-- Exercise material --
################

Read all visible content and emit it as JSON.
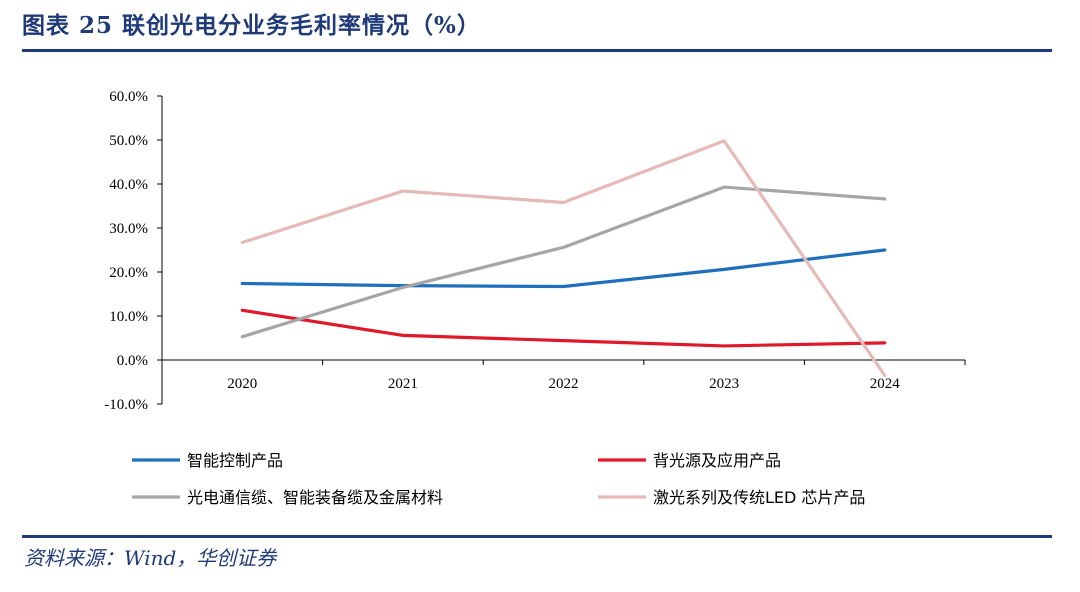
{
  "title": "图表 25   联创光电分业务毛利率情况（%）",
  "source": "资料来源：Wind，华创证券",
  "chart_data": {
    "type": "line",
    "categories": [
      "2020",
      "2021",
      "2022",
      "2023",
      "2024"
    ],
    "ylim": [
      -10,
      60
    ],
    "ytick_values": [
      -10,
      0,
      10,
      20,
      30,
      40,
      50,
      60
    ],
    "ytick_labels": [
      "-10.0%",
      "0.0%",
      "10.0%",
      "20.0%",
      "30.0%",
      "40.0%",
      "50.0%",
      "60.0%"
    ],
    "grid": false,
    "legend_position": "bottom",
    "series": [
      {
        "name": "智能控制产品",
        "color": "#1f6fbd",
        "values": [
          17.4,
          16.9,
          16.7,
          20.6,
          25.0
        ]
      },
      {
        "name": "背光源及应用产品",
        "color": "#e0192a",
        "values": [
          11.3,
          5.6,
          4.4,
          3.2,
          3.9
        ]
      },
      {
        "name": "光电通信缆、智能装备缆及金属材料",
        "color": "#a6a6a6",
        "values": [
          5.3,
          16.5,
          25.6,
          39.3,
          36.6
        ]
      },
      {
        "name": "激光系列及传统LED 芯片产品",
        "color": "#e6b9b8",
        "values": [
          26.7,
          38.4,
          35.8,
          49.8,
          -3.5
        ]
      }
    ]
  }
}
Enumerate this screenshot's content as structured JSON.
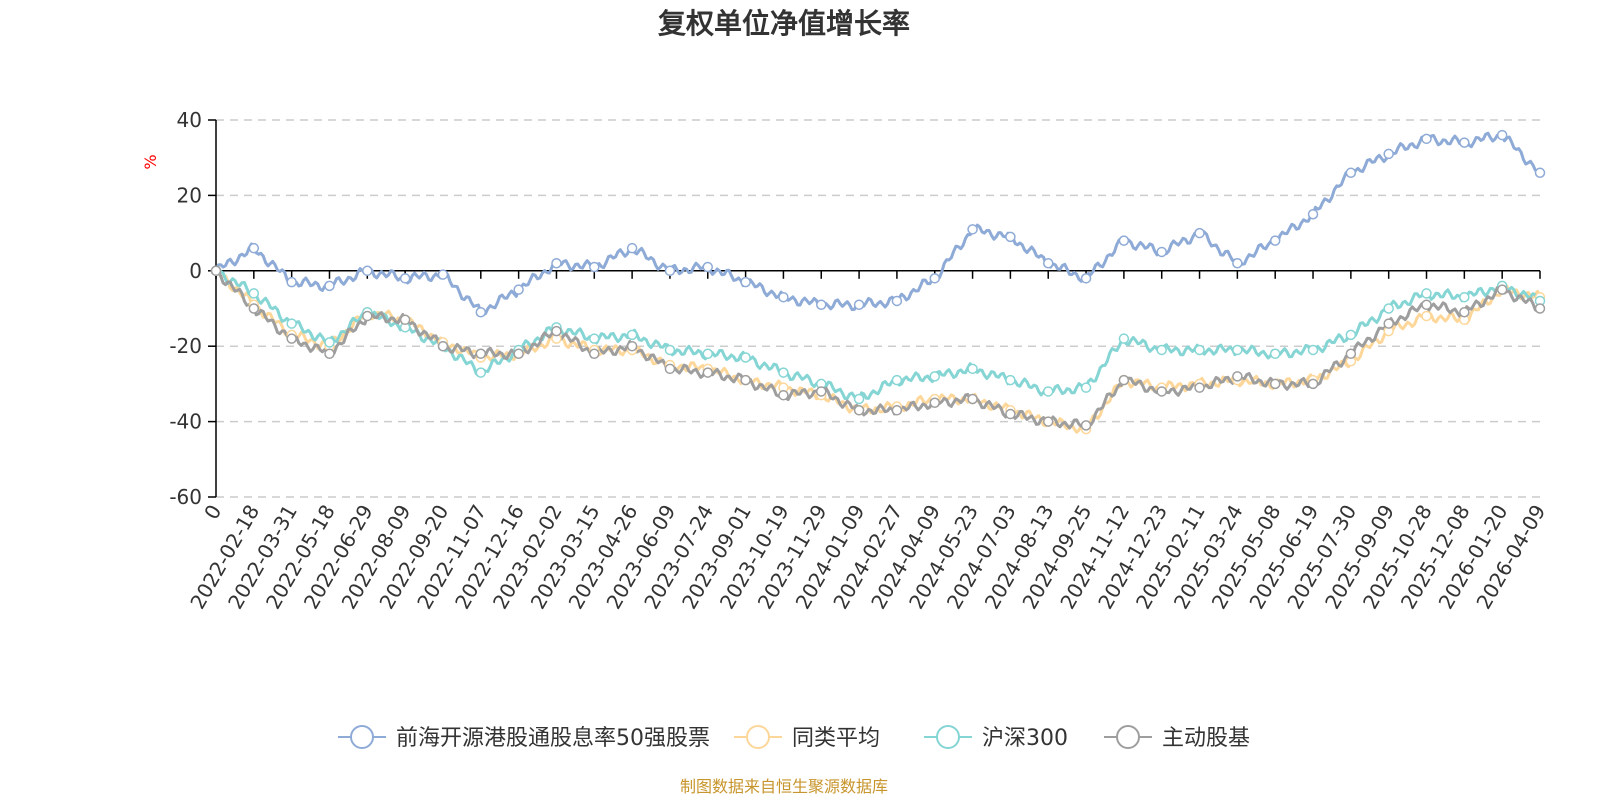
{
  "chart_data": {
    "type": "line",
    "title": "复权单位净值增长率",
    "ylabel": "%",
    "ylim": [
      -60,
      40
    ],
    "yticks": [
      40,
      20,
      0,
      -20,
      -40,
      -60
    ],
    "grid": true,
    "legend_position": "bottom",
    "source_note": "制图数据来自恒生聚源数据库",
    "categories": [
      "0",
      "2022-02-18",
      "2022-03-31",
      "2022-05-18",
      "2022-06-29",
      "2022-08-09",
      "2022-09-20",
      "2022-11-07",
      "2022-12-16",
      "2023-02-02",
      "2023-03-15",
      "2023-04-26",
      "2023-06-09",
      "2023-07-24",
      "2023-09-01",
      "2023-10-19",
      "2023-11-29",
      "2024-01-09",
      "2024-02-27",
      "2024-04-09",
      "2024-05-23",
      "2024-07-03",
      "2024-08-13",
      "2024-09-25",
      "2024-11-12",
      "2024-12-23",
      "2025-02-11",
      "2025-03-24",
      "2025-05-08",
      "2025-06-19",
      "2025-07-30",
      "2025-09-09",
      "2025-10-28",
      "2025-12-08",
      "2026-01-20",
      "2026-04-09"
    ],
    "series": [
      {
        "name": "前海开源港股通股息率50强股票",
        "color": "#8eaad6",
        "values": [
          0,
          6,
          -3,
          -4,
          0,
          -2,
          -1,
          -11,
          -5,
          2,
          1,
          6,
          0,
          1,
          -3,
          -7,
          -9,
          -9,
          -8,
          -2,
          11,
          9,
          2,
          -2,
          8,
          5,
          10,
          2,
          8,
          15,
          26,
          31,
          35,
          34,
          36,
          26
        ]
      },
      {
        "name": "同类平均",
        "color": "#fdd79a",
        "values": [
          0,
          -9,
          -17,
          -20,
          -11,
          -13,
          -19,
          -23,
          -22,
          -18,
          -21,
          -21,
          -25,
          -26,
          -29,
          -31,
          -33,
          -37,
          -36,
          -34,
          -34,
          -37,
          -40,
          -42,
          -29,
          -31,
          -30,
          -29,
          -30,
          -29,
          -24,
          -16,
          -12,
          -13,
          -5,
          -7
        ]
      },
      {
        "name": "沪深300",
        "color": "#85d5d4",
        "values": [
          0,
          -6,
          -14,
          -19,
          -11,
          -15,
          -20,
          -27,
          -21,
          -15,
          -18,
          -17,
          -21,
          -22,
          -23,
          -27,
          -30,
          -34,
          -29,
          -28,
          -26,
          -29,
          -32,
          -31,
          -18,
          -21,
          -21,
          -21,
          -22,
          -21,
          -17,
          -10,
          -6,
          -7,
          -4,
          -8
        ]
      },
      {
        "name": "主动股基",
        "color": "#9e9e9e",
        "values": [
          0,
          -10,
          -18,
          -22,
          -12,
          -13,
          -20,
          -22,
          -22,
          -16,
          -22,
          -20,
          -26,
          -27,
          -29,
          -33,
          -32,
          -37,
          -37,
          -35,
          -34,
          -38,
          -40,
          -41,
          -29,
          -32,
          -31,
          -28,
          -30,
          -30,
          -22,
          -14,
          -9,
          -11,
          -5,
          -10
        ]
      }
    ]
  }
}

################

-- What you are asked to do --
Return the material word for word. Pictures are not part of the copy.

-- Answer to this exercise --
Read all visible content and emit it as JSON.
{
  "title": "图表 25   联创光电分业务毛利率情况（%）",
  "source": "资料来源：Wind，华创证券",
  "chart_data": {
    "type": "line",
    "categories": [
      "2020",
      "2021",
      "2022",
      "2023",
      "2024"
    ],
    "ylim": [
      -10,
      60
    ],
    "ytick_values": [
      -10,
      0,
      10,
      20,
      30,
      40,
      50,
      60
    ],
    "ytick_labels": [
      "-10.0%",
      "0.0%",
      "10.0%",
      "20.0%",
      "30.0%",
      "40.0%",
      "50.0%",
      "60.0%"
    ],
    "grid": false,
    "legend_position": "bottom",
    "series": [
      {
        "name": "智能控制产品",
        "color": "#1f6fbd",
        "values": [
          17.4,
          16.9,
          16.7,
          20.6,
          25.0
        ]
      },
      {
        "name": "背光源及应用产品",
        "color": "#e0192a",
        "values": [
          11.3,
          5.6,
          4.4,
          3.2,
          3.9
        ]
      },
      {
        "name": "光电通信缆、智能装备缆及金属材料",
        "color": "#a6a6a6",
        "values": [
          5.3,
          16.5,
          25.6,
          39.3,
          36.6
        ]
      },
      {
        "name": "激光系列及传统LED 芯片产品",
        "color": "#e6b9b8",
        "values": [
          26.7,
          38.4,
          35.8,
          49.8,
          -3.5
        ]
      }
    ]
  }
}
Enumerate this screenshot's content as structured JSON.
{
  "chart_data": {
    "type": "line",
    "title": "复权单位净值增长率",
    "ylabel": "%",
    "ylim": [
      -60,
      40
    ],
    "yticks": [
      40,
      20,
      0,
      -20,
      -40,
      -60
    ],
    "grid": true,
    "legend_position": "bottom",
    "source_note": "制图数据来自恒生聚源数据库",
    "categories": [
      "0",
      "2022-02-18",
      "2022-03-31",
      "2022-05-18",
      "2022-06-29",
      "2022-08-09",
      "2022-09-20",
      "2022-11-07",
      "2022-12-16",
      "2023-02-02",
      "2023-03-15",
      "2023-04-26",
      "2023-06-09",
      "2023-07-24",
      "2023-09-01",
      "2023-10-19",
      "2023-11-29",
      "2024-01-09",
      "2024-02-27",
      "2024-04-09",
      "2024-05-23",
      "2024-07-03",
      "2024-08-13",
      "2024-09-25",
      "2024-11-12",
      "2024-12-23",
      "2025-02-11",
      "2025-03-24",
      "2025-05-08",
      "2025-06-19",
      "2025-07-30",
      "2025-09-09",
      "2025-10-28",
      "2025-12-08",
      "2026-01-20",
      "2026-04-09"
    ],
    "series": [
      {
        "name": "前海开源港股通股息率50强股票",
        "color": "#8eaad6",
        "values": [
          0,
          6,
          -3,
          -4,
          0,
          -2,
          -1,
          -11,
          -5,
          2,
          1,
          6,
          0,
          1,
          -3,
          -7,
          -9,
          -9,
          -8,
          -2,
          11,
          9,
          2,
          -2,
          8,
          5,
          10,
          2,
          8,
          15,
          26,
          31,
          35,
          34,
          36,
          26
        ]
      },
      {
        "name": "同类平均",
        "color": "#fdd79a",
        "values": [
          0,
          -9,
          -17,
          -20,
          -11,
          -13,
          -19,
          -23,
          -22,
          -18,
          -21,
          -21,
          -25,
          -26,
          -29,
          -31,
          -33,
          -37,
          -36,
          -34,
          -34,
          -37,
          -40,
          -42,
          -29,
          -31,
          -30,
          -29,
          -30,
          -29,
          -24,
          -16,
          -12,
          -13,
          -5,
          -7
        ]
      },
      {
        "name": "沪深300",
        "color": "#85d5d4",
        "values": [
          0,
          -6,
          -14,
          -19,
          -11,
          -15,
          -20,
          -27,
          -21,
          -15,
          -18,
          -17,
          -21,
          -22,
          -23,
          -27,
          -30,
          -34,
          -29,
          -28,
          -26,
          -29,
          -32,
          -31,
          -18,
          -21,
          -21,
          -21,
          -22,
          -21,
          -17,
          -10,
          -6,
          -7,
          -4,
          -8
        ]
      },
      {
        "name": "主动股基",
        "color": "#9e9e9e",
        "values": [
          0,
          -10,
          -18,
          -22,
          -12,
          -13,
          -20,
          -22,
          -22,
          -16,
          -22,
          -20,
          -26,
          -27,
          -29,
          -33,
          -32,
          -37,
          -37,
          -35,
          -34,
          -38,
          -40,
          -41,
          -29,
          -32,
          -31,
          -28,
          -30,
          -30,
          -22,
          -14,
          -9,
          -11,
          -5,
          -10
        ]
      }
    ]
  }
}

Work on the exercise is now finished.